Dataset rows:

▼

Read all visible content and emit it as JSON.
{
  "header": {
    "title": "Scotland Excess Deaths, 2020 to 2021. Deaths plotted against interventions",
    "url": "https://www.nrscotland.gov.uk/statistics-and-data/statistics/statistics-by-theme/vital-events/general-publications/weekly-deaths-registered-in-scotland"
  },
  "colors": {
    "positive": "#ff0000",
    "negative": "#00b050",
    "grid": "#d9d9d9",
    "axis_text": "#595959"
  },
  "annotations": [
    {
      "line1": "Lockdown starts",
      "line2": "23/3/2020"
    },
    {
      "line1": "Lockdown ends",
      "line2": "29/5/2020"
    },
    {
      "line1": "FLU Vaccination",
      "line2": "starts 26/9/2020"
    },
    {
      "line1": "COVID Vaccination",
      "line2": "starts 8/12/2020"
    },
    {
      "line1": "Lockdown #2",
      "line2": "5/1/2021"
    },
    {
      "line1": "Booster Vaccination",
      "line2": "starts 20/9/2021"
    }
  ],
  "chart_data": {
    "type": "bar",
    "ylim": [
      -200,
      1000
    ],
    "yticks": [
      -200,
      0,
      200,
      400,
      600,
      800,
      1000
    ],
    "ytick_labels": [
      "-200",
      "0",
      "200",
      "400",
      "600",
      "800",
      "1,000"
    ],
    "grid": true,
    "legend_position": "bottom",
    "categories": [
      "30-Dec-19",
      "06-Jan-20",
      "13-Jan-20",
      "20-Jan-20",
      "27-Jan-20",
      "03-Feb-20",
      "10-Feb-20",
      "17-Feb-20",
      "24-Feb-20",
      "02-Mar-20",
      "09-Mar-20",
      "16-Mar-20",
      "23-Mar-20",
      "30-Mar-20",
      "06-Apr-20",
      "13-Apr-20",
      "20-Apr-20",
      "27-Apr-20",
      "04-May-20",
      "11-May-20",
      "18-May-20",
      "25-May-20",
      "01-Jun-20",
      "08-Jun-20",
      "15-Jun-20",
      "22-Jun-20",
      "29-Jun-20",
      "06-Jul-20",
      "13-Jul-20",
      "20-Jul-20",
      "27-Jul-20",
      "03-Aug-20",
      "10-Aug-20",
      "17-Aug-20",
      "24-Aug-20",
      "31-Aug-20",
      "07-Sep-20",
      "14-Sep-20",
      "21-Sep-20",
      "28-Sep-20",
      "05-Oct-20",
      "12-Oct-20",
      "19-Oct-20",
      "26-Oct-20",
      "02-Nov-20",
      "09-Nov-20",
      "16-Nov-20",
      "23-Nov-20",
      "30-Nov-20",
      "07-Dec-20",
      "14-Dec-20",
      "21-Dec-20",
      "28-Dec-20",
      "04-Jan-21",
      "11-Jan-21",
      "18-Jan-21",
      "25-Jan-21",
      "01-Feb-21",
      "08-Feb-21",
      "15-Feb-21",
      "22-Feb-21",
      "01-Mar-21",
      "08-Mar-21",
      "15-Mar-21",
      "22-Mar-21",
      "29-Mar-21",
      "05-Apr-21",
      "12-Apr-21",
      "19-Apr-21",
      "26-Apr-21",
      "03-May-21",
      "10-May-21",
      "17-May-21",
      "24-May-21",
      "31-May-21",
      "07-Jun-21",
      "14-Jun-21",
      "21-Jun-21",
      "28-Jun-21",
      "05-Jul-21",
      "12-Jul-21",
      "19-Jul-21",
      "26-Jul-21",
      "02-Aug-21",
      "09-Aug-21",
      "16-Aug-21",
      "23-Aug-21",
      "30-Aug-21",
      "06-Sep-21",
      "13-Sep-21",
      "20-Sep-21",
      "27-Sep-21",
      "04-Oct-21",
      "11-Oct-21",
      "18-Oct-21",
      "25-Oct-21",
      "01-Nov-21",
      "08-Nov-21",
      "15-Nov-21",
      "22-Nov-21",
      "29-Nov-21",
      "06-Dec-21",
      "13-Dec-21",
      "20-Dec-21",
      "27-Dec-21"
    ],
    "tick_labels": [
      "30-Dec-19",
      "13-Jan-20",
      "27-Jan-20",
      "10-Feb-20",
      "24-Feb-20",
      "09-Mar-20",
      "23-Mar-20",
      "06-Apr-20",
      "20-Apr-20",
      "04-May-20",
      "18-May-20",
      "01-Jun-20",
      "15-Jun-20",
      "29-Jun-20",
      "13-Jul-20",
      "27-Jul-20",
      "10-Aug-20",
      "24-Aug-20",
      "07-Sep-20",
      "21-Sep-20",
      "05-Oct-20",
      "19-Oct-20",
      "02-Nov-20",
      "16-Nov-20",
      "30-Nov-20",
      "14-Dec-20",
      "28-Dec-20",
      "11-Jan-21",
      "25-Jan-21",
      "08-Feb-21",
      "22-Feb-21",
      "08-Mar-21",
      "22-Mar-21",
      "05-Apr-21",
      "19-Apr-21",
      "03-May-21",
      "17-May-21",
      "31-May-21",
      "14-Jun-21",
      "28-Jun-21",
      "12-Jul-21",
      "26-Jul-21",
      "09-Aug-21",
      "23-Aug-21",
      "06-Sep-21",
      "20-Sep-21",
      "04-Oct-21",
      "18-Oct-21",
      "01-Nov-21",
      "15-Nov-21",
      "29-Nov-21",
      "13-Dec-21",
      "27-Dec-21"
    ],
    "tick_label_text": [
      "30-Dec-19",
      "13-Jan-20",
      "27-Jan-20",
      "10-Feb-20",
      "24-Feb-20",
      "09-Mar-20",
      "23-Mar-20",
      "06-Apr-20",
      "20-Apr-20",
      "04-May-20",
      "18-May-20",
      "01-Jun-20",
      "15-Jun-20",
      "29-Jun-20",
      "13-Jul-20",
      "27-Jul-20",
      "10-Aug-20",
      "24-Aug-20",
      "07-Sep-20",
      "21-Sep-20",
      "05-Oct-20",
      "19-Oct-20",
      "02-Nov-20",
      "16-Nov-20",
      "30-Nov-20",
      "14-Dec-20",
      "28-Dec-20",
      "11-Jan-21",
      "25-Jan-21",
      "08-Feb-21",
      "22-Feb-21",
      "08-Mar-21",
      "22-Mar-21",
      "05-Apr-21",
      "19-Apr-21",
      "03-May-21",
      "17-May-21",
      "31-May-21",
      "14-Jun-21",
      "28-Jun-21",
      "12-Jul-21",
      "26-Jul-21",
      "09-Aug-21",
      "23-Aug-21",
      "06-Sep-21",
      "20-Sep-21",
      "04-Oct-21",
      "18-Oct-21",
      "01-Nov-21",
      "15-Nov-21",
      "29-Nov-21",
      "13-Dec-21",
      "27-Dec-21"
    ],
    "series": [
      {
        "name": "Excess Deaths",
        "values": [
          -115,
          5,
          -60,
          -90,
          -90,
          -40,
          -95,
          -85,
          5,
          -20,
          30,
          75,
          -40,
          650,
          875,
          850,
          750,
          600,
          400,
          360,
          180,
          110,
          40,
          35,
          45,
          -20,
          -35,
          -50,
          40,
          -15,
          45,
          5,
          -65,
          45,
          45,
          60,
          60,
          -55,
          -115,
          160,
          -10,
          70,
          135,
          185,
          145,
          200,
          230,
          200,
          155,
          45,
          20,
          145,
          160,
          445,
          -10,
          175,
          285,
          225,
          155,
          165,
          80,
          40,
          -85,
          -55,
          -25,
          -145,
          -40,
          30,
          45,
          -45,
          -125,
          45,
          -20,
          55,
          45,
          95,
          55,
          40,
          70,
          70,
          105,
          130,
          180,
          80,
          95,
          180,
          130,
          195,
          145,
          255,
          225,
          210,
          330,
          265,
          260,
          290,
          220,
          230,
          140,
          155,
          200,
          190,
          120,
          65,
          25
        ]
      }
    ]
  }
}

▲

Write out every entry word for word.

OUTPUT BELOW -
Read all visible content and emit it as JSON.
{
  "header": {
    "title": "Scotland Excess Deaths, 2020 to 2021. Deaths plotted against interventions",
    "url": "https://www.nrscotland.gov.uk/statistics-and-data/statistics/statistics-by-theme/vital-events/general-publications/weekly-deaths-registered-in-scotland"
  },
  "colors": {
    "positive": "#ff0000",
    "negative": "#00b050",
    "grid": "#d9d9d9",
    "axis_text": "#595959"
  },
  "annotations": [
    {
      "line1": "Lockdown starts",
      "line2": "23/3/2020"
    },
    {
      "line1": "Lockdown ends",
      "line2": "29/5/2020"
    },
    {
      "line1": "FLU Vaccination",
      "line2": "starts 26/9/2020"
    },
    {
      "line1": "COVID Vaccination",
      "line2": "starts 8/12/2020"
    },
    {
      "line1": "Lockdown #2",
      "line2": "5/1/2021"
    },
    {
      "line1": "Booster Vaccination",
      "line2": "starts 20/9/2021"
    }
  ],
  "chart_data": {
    "type": "bar",
    "ylim": [
      -200,
      1000
    ],
    "yticks": [
      -200,
      0,
      200,
      400,
      600,
      800,
      1000
    ],
    "ytick_labels": [
      "-200",
      "0",
      "200",
      "400",
      "600",
      "800",
      "1,000"
    ],
    "grid": true,
    "legend_position": "bottom",
    "categories": [
      "30-Dec-19",
      "06-Jan-20",
      "13-Jan-20",
      "20-Jan-20",
      "27-Jan-20",
      "03-Feb-20",
      "10-Feb-20",
      "17-Feb-20",
      "24-Feb-20",
      "02-Mar-20",
      "09-Mar-20",
      "16-Mar-20",
      "23-Mar-20",
      "30-Mar-20",
      "06-Apr-20",
      "13-Apr-20",
      "20-Apr-20",
      "27-Apr-20",
      "04-May-20",
      "11-May-20",
      "18-May-20",
      "25-May-20",
      "01-Jun-20",
      "08-Jun-20",
      "15-Jun-20",
      "22-Jun-20",
      "29-Jun-20",
      "06-Jul-20",
      "13-Jul-20",
      "20-Jul-20",
      "27-Jul-20",
      "03-Aug-20",
      "10-Aug-20",
      "17-Aug-20",
      "24-Aug-20",
      "31-Aug-20",
      "07-Sep-20",
      "14-Sep-20",
      "21-Sep-20",
      "28-Sep-20",
      "05-Oct-20",
      "12-Oct-20",
      "19-Oct-20",
      "26-Oct-20",
      "02-Nov-20",
      "09-Nov-20",
      "16-Nov-20",
      "23-Nov-20",
      "30-Nov-20",
      "07-Dec-20",
      "14-Dec-20",
      "21-Dec-20",
      "28-Dec-20",
      "04-Jan-21",
      "11-Jan-21",
      "18-Jan-21",
      "25-Jan-21",
      "01-Feb-21",
      "08-Feb-21",
      "15-Feb-21",
      "22-Feb-21",
      "01-Mar-21",
      "08-Mar-21",
      "15-Mar-21",
      "22-Mar-21",
      "29-Mar-21",
      "05-Apr-21",
      "12-Apr-21",
      "19-Apr-21",
      "26-Apr-21",
      "03-May-21",
      "10-May-21",
      "17-May-21",
      "24-May-21",
      "31-May-21",
      "07-Jun-21",
      "14-Jun-21",
      "21-Jun-21",
      "28-Jun-21",
      "05-Jul-21",
      "12-Jul-21",
      "19-Jul-21",
      "26-Jul-21",
      "02-Aug-21",
      "09-Aug-21",
      "16-Aug-21",
      "23-Aug-21",
      "30-Aug-21",
      "06-Sep-21",
      "13-Sep-21",
      "20-Sep-21",
      "27-Sep-21",
      "04-Oct-21",
      "11-Oct-21",
      "18-Oct-21",
      "25-Oct-21",
      "01-Nov-21",
      "08-Nov-21",
      "15-Nov-21",
      "22-Nov-21",
      "29-Nov-21",
      "06-Dec-21",
      "13-Dec-21",
      "20-Dec-21",
      "27-Dec-21"
    ],
    "tick_labels": [
      "30-Dec-19",
      "13-Jan-20",
      "27-Jan-20",
      "10-Feb-20",
      "24-Feb-20",
      "09-Mar-20",
      "23-Mar-20",
      "06-Apr-20",
      "20-Apr-20",
      "04-May-20",
      "18-May-20",
      "01-Jun-20",
      "15-Jun-20",
      "29-Jun-20",
      "13-Jul-20",
      "27-Jul-20",
      "10-Aug-20",
      "24-Aug-20",
      "07-Sep-20",
      "21-Sep-20",
      "05-Oct-20",
      "19-Oct-20",
      "02-Nov-20",
      "16-Nov-20",
      "30-Nov-20",
      "14-Dec-20",
      "28-Dec-20",
      "11-Jan-21",
      "25-Jan-21",
      "08-Feb-21",
      "22-Feb-21",
      "08-Mar-21",
      "22-Mar-21",
      "05-Apr-21",
      "19-Apr-21",
      "03-May-21",
      "17-May-21",
      "31-May-21",
      "14-Jun-21",
      "28-Jun-21",
      "12-Jul-21",
      "26-Jul-21",
      "09-Aug-21",
      "23-Aug-21",
      "06-Sep-21",
      "20-Sep-21",
      "04-Oct-21",
      "18-Oct-21",
      "01-Nov-21",
      "15-Nov-21",
      "29-Nov-21",
      "13-Dec-21",
      "27-Dec-21"
    ],
    "tick_label_text": [
      "30-Dec-19",
      "13-Jan-20",
      "27-Jan-20",
      "10-Feb-20",
      "24-Feb-20",
      "09-Mar-20",
      "23-Mar-20",
      "06-Apr-20",
      "20-Apr-20",
      "04-May-20",
      "18-May-20",
      "01-Jun-20",
      "15-Jun-20",
      "29-Jun-20",
      "13-Jul-20",
      "27-Jul-20",
      "10-Aug-20",
      "24-Aug-20",
      "07-Sep-20",
      "21-Sep-20",
      "05-Oct-20",
      "19-Oct-20",
      "02-Nov-20",
      "16-Nov-20",
      "30-Nov-20",
      "14-Dec-20",
      "28-Dec-20",
      "11-Jan-21",
      "25-Jan-21",
      "08-Feb-21",
      "22-Feb-21",
      "08-Mar-21",
      "22-Mar-21",
      "05-Apr-21",
      "19-Apr-21",
      "03-May-21",
      "17-May-21",
      "31-May-21",
      "14-Jun-21",
      "28-Jun-21",
      "12-Jul-21",
      "26-Jul-21",
      "09-Aug-21",
      "23-Aug-21",
      "06-Sep-21",
      "20-Sep-21",
      "04-Oct-21",
      "18-Oct-21",
      "01-Nov-21",
      "15-Nov-21",
      "29-Nov-21",
      "13-Dec-21",
      "27-Dec-21"
    ],
    "series": [
      {
        "name": "Excess Deaths",
        "values": [
          -115,
          5,
          -60,
          -90,
          -90,
          -40,
          -95,
          -85,
          5,
          -20,
          30,
          75,
          -40,
          650,
          875,
          850,
          750,
          600,
          400,
          360,
          180,
          110,
          40,
          35,
          45,
          -20,
          -35,
          -50,
          40,
          -15,
          45,
          5,
          -65,
          45,
          45,
          60,
          60,
          -55,
          -115,
          160,
          -10,
          70,
          135,
          185,
          145,
          200,
          230,
          200,
          155,
          45,
          20,
          145,
          160,
          445,
          -10,
          175,
          285,
          225,
          155,
          165,
          80,
          40,
          -85,
          -55,
          -25,
          -145,
          -40,
          30,
          45,
          -45,
          -125,
          45,
          -20,
          55,
          45,
          95,
          55,
          40,
          70,
          70,
          105,
          130,
          180,
          80,
          95,
          180,
          130,
          195,
          145,
          255,
          225,
          210,
          330,
          265,
          260,
          290,
          220,
          230,
          140,
          155,
          200,
          190,
          120,
          65,
          25
        ]
      }
    ]
  }
}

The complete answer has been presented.